PROBLEM STATEMENT:
Return only the number of lines in the entries below that hold the word "Douri".

────

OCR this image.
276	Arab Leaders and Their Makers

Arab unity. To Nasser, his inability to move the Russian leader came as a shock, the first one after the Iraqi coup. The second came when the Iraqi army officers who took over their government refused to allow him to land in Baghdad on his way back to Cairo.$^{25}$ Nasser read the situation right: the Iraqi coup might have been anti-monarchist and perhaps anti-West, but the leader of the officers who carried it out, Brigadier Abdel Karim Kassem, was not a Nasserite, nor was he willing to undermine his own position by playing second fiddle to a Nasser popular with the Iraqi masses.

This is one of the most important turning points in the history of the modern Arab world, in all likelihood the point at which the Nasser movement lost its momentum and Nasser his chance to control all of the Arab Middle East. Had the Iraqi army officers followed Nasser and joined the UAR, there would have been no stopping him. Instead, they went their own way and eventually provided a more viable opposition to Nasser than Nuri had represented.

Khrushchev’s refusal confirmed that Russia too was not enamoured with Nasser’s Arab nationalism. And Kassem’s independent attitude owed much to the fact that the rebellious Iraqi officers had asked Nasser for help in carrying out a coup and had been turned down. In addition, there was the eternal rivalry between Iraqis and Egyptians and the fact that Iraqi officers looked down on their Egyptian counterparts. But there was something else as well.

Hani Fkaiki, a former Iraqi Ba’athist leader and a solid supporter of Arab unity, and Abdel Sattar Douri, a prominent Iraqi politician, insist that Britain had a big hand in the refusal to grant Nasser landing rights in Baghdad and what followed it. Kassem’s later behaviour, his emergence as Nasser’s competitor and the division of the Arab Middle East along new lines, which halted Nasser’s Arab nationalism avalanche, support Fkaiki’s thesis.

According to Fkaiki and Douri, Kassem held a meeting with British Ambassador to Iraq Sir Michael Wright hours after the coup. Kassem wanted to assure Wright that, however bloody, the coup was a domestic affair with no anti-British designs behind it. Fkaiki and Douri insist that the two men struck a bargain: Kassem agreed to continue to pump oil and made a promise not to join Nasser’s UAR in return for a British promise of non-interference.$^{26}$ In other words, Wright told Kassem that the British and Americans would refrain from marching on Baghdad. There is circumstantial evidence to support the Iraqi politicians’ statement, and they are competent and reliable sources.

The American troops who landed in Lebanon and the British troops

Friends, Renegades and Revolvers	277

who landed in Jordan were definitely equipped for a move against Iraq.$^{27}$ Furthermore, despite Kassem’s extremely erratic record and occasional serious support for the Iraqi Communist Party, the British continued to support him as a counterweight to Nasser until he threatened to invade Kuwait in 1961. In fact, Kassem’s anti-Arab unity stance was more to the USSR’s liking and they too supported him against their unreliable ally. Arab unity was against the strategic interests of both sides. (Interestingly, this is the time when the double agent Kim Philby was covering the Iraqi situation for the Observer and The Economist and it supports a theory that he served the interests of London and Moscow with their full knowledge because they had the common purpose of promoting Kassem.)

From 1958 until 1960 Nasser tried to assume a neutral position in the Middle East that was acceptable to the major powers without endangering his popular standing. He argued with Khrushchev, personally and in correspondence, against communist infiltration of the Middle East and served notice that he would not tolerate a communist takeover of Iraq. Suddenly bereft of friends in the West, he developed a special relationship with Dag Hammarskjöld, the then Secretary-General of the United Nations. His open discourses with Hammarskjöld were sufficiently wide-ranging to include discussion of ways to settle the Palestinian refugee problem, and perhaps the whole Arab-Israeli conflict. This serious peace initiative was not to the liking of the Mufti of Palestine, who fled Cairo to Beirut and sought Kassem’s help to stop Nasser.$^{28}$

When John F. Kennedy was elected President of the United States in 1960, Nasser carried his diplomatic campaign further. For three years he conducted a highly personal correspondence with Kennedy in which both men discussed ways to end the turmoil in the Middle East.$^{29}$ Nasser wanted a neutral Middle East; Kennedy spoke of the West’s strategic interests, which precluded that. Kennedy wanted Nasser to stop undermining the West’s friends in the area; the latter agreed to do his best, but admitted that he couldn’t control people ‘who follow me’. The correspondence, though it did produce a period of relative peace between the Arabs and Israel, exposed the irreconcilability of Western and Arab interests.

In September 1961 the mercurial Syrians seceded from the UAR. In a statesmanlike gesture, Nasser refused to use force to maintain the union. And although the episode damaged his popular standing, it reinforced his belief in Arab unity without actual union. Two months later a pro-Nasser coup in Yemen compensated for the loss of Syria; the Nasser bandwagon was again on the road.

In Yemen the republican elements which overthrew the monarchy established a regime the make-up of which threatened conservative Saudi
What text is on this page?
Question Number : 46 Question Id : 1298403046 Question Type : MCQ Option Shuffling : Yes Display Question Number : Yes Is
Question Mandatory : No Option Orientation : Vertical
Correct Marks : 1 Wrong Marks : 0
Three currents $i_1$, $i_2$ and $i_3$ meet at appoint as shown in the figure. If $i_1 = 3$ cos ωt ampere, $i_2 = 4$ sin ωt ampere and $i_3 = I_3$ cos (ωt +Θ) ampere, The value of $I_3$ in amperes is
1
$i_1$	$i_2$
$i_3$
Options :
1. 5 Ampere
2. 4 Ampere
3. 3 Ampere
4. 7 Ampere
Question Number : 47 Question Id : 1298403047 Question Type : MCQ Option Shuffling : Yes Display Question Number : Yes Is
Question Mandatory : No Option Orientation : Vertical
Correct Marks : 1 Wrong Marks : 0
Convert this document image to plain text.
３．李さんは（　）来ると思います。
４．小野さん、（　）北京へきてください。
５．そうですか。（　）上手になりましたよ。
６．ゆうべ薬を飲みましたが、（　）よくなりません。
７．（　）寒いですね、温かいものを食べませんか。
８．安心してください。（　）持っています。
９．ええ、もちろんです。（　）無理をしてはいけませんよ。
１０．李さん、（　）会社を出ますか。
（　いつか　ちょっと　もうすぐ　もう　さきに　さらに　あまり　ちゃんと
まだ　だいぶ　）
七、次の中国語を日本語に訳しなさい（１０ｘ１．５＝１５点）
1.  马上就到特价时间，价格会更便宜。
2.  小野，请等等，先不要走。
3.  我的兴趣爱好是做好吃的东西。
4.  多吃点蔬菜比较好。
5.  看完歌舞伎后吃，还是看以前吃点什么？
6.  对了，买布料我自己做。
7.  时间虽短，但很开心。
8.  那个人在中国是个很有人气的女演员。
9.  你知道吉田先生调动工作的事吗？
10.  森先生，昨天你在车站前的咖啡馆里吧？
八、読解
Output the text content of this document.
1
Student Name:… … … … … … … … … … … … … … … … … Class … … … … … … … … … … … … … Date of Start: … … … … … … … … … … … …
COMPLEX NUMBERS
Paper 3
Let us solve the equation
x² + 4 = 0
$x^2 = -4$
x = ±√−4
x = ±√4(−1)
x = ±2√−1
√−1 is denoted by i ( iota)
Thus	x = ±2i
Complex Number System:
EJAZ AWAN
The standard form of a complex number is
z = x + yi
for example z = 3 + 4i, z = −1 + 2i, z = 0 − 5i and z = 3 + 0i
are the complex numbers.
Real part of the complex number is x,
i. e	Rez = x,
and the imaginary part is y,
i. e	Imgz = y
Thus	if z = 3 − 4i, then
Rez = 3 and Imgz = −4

────

RESPONSE TO THE TASK:
2